Directive:
Give only the number of lines in the data that contain the word "werden".

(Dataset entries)
start
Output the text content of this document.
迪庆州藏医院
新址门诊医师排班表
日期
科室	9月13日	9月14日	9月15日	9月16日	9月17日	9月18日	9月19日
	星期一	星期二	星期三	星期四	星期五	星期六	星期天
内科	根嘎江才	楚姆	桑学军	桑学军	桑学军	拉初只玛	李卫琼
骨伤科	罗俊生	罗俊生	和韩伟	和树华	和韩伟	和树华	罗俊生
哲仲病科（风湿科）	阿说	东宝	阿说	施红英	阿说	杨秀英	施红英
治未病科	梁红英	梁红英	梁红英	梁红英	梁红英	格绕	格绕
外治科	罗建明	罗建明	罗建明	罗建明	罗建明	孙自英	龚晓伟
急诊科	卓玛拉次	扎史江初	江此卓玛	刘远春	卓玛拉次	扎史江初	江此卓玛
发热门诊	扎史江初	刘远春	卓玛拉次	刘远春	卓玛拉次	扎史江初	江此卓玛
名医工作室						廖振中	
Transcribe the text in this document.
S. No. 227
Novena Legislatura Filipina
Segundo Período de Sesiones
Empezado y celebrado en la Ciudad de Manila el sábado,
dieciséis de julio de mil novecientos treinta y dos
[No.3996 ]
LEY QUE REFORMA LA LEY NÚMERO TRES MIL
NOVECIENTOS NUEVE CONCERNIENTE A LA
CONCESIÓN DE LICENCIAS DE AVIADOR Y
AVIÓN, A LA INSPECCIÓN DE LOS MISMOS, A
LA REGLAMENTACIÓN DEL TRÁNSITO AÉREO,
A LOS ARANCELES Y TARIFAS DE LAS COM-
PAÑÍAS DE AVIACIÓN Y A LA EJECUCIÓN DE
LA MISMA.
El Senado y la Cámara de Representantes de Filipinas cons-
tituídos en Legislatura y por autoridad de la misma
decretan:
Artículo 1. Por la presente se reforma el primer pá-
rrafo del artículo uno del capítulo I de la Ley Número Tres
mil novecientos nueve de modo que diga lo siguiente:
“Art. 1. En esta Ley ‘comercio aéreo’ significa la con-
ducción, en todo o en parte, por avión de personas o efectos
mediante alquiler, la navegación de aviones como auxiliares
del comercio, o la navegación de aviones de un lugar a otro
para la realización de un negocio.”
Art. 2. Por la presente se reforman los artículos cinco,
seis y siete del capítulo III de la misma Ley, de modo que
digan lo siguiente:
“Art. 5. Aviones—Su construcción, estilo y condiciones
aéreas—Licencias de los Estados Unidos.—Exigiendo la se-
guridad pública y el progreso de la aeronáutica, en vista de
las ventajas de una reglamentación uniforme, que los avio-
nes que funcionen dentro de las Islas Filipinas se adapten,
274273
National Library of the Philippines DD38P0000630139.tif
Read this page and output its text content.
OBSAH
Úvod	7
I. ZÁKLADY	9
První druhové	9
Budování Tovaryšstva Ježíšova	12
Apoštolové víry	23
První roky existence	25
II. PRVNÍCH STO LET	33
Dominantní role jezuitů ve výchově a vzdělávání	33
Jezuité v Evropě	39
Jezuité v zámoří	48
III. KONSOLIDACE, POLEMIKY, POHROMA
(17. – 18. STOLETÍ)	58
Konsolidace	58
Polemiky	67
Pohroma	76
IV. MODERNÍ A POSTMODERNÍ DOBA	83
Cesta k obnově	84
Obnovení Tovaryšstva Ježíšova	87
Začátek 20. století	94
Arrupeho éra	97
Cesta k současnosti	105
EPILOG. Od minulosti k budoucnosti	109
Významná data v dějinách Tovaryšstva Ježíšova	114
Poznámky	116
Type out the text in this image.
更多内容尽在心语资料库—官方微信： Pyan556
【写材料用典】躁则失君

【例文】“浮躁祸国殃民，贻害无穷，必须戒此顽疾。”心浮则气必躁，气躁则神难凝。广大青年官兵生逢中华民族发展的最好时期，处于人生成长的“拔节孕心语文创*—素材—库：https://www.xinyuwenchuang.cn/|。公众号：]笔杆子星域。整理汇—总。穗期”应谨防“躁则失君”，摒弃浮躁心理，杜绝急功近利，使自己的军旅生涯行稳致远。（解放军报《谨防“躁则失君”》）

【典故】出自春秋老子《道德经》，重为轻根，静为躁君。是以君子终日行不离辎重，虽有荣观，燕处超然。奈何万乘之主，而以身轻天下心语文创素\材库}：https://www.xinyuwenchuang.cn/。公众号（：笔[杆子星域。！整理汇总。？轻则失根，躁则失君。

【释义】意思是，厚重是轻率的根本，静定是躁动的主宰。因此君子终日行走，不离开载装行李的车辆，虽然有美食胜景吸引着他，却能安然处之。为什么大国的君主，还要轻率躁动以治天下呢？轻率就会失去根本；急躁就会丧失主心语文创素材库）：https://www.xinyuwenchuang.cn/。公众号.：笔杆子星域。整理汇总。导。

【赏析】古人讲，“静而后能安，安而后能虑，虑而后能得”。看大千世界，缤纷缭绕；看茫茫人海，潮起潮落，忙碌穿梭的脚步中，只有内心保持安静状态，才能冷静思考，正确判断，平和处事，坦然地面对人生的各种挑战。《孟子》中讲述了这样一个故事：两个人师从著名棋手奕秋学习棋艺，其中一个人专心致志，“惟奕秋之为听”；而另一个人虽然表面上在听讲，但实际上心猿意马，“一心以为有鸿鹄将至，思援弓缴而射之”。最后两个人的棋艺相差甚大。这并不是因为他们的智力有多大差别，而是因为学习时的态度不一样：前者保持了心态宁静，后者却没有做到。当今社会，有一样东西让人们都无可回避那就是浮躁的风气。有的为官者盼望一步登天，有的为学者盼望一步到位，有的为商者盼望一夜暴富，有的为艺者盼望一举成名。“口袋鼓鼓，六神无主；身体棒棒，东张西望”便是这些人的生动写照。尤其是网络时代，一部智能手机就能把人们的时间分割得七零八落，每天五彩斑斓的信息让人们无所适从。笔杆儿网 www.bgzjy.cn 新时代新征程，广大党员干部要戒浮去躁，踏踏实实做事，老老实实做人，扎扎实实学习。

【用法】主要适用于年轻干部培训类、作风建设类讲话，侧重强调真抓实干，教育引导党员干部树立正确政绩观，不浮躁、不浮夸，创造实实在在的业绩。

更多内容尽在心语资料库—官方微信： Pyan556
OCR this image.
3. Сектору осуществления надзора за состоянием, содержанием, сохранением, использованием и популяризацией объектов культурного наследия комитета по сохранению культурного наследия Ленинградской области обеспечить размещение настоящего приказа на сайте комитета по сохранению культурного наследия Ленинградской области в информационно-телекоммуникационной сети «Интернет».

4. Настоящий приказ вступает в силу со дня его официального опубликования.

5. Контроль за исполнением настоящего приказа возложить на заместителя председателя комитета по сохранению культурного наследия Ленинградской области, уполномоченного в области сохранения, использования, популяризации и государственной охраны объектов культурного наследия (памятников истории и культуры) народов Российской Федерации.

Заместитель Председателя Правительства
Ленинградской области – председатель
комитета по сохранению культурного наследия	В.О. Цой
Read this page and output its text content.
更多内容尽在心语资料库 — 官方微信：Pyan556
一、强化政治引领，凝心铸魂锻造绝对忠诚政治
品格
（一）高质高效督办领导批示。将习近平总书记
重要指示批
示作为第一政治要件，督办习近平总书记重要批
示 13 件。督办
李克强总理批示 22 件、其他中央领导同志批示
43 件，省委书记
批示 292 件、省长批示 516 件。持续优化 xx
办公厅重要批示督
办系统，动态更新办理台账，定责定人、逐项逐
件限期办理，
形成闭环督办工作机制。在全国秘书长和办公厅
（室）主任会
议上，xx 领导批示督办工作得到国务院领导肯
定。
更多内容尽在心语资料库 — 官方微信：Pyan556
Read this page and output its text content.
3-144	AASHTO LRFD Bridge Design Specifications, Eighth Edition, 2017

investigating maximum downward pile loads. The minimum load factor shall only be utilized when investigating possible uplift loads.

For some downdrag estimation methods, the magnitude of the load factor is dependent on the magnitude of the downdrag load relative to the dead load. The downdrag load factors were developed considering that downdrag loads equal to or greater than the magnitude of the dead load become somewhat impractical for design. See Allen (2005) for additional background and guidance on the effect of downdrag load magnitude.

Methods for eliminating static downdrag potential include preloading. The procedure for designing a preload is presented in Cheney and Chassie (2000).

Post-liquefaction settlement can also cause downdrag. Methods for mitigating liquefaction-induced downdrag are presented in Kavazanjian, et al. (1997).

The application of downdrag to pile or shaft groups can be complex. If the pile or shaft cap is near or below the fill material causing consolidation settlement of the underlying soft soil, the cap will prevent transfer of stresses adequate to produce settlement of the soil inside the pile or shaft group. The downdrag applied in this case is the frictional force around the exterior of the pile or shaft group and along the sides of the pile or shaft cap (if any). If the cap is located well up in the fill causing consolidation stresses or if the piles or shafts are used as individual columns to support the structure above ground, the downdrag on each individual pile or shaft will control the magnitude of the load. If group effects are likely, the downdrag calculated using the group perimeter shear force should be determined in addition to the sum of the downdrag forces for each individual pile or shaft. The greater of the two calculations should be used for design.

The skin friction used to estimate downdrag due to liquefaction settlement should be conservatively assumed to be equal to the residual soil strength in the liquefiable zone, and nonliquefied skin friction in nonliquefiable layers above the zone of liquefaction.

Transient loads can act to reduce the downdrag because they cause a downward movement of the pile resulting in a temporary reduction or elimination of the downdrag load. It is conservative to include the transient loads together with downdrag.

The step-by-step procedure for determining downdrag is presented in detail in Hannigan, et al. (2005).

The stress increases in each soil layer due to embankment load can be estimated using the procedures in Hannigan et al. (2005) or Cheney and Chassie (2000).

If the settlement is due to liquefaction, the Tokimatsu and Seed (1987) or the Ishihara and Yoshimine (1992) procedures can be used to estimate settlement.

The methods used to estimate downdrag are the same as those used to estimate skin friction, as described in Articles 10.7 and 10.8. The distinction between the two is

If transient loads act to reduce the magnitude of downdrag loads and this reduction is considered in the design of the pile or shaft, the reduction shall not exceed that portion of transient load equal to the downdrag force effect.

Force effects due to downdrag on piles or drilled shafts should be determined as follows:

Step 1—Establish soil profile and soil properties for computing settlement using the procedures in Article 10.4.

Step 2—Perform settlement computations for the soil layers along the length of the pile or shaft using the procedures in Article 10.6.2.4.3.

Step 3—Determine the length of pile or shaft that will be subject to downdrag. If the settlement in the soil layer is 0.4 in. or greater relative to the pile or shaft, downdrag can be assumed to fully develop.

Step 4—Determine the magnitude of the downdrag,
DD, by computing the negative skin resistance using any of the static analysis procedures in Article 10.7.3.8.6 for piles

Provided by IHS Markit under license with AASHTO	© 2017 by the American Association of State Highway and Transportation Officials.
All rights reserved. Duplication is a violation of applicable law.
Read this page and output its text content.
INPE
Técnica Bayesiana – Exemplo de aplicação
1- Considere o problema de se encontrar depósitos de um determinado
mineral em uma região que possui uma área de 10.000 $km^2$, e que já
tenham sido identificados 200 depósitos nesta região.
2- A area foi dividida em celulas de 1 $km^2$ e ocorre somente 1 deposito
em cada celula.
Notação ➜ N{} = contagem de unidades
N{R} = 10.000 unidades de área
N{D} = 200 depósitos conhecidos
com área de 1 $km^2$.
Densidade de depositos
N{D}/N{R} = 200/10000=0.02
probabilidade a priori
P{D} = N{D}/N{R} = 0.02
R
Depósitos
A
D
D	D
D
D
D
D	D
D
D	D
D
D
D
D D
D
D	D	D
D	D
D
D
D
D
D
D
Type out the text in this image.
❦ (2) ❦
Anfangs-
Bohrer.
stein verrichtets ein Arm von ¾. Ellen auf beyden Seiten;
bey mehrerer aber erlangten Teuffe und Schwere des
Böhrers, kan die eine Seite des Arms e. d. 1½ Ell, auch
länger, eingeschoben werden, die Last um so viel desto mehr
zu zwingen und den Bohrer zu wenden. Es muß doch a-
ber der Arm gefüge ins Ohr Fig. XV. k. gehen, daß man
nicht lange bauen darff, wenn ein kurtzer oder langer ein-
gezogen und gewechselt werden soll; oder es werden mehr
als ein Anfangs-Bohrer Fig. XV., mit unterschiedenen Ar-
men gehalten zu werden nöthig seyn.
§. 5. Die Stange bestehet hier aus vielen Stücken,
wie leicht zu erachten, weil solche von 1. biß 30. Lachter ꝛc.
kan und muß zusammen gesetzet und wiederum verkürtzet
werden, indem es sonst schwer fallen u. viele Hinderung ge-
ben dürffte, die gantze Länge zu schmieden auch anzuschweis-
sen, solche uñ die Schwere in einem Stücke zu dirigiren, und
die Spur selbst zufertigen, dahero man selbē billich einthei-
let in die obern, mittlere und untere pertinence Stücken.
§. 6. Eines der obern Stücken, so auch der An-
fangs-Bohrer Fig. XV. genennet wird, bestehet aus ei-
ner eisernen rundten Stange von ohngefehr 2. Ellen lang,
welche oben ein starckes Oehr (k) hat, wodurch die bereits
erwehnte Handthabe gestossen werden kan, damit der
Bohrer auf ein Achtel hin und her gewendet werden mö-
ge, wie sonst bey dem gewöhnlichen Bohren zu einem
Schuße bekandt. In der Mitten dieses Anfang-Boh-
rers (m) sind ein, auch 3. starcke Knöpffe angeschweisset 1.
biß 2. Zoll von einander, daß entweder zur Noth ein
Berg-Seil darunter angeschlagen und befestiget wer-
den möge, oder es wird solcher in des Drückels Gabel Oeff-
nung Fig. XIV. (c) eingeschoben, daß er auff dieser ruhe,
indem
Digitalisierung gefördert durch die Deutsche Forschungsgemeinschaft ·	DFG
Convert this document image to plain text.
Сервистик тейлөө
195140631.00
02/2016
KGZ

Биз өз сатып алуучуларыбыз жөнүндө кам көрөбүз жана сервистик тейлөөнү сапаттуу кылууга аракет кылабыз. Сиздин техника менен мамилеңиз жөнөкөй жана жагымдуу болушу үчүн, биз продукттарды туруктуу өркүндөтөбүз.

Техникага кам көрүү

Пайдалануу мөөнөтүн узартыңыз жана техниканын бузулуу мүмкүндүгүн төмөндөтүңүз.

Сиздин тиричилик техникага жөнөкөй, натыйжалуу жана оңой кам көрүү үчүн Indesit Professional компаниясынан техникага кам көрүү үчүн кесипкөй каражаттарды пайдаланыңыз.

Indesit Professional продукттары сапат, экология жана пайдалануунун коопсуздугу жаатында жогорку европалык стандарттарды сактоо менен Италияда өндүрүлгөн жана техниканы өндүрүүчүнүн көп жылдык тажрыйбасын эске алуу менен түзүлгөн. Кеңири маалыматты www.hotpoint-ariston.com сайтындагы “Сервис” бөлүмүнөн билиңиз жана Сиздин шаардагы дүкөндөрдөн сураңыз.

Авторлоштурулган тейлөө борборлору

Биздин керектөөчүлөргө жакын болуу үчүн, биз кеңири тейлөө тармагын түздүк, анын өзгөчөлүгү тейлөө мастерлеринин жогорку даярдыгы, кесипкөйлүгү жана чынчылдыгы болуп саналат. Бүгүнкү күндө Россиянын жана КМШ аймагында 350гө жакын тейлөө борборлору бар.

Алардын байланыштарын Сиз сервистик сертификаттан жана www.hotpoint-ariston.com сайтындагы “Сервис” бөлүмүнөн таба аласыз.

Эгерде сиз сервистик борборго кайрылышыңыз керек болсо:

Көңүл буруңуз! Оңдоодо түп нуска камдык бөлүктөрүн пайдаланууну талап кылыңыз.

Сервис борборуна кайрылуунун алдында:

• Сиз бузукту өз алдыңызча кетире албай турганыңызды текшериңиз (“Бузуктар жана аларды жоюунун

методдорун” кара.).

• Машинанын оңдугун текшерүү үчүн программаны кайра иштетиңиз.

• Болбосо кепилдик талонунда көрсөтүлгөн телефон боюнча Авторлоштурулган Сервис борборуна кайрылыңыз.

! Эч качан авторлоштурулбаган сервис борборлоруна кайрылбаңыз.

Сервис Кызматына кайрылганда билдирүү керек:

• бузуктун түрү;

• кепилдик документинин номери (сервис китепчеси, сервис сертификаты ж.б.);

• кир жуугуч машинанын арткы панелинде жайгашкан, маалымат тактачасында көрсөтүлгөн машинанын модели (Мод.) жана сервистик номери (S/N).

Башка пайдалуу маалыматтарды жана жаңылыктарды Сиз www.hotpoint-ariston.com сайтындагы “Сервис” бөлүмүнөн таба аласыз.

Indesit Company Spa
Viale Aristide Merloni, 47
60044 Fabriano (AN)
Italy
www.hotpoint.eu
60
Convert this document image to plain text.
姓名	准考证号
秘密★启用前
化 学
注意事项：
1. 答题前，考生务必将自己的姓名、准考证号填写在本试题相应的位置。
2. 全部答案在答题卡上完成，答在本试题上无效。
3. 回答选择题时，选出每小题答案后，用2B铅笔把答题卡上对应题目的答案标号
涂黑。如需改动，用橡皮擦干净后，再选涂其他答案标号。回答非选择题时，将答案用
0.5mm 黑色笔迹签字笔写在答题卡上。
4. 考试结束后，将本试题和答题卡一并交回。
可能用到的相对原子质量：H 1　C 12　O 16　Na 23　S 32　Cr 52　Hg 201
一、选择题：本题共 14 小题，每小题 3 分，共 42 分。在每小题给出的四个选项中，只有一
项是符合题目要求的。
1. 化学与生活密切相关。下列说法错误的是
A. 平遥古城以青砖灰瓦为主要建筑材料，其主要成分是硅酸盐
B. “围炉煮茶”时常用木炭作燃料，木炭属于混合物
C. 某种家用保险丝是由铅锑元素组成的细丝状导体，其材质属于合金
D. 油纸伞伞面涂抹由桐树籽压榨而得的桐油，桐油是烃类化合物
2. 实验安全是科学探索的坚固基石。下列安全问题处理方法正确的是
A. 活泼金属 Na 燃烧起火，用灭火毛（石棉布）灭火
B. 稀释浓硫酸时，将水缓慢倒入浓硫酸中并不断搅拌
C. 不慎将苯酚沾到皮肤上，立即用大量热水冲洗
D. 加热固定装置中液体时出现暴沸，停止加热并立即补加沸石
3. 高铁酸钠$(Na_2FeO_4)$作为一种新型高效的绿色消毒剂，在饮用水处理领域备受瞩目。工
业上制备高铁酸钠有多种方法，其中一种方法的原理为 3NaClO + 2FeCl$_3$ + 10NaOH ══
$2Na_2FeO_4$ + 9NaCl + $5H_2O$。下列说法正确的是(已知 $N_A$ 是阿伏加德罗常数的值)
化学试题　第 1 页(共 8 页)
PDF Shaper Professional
end
Task solution:
6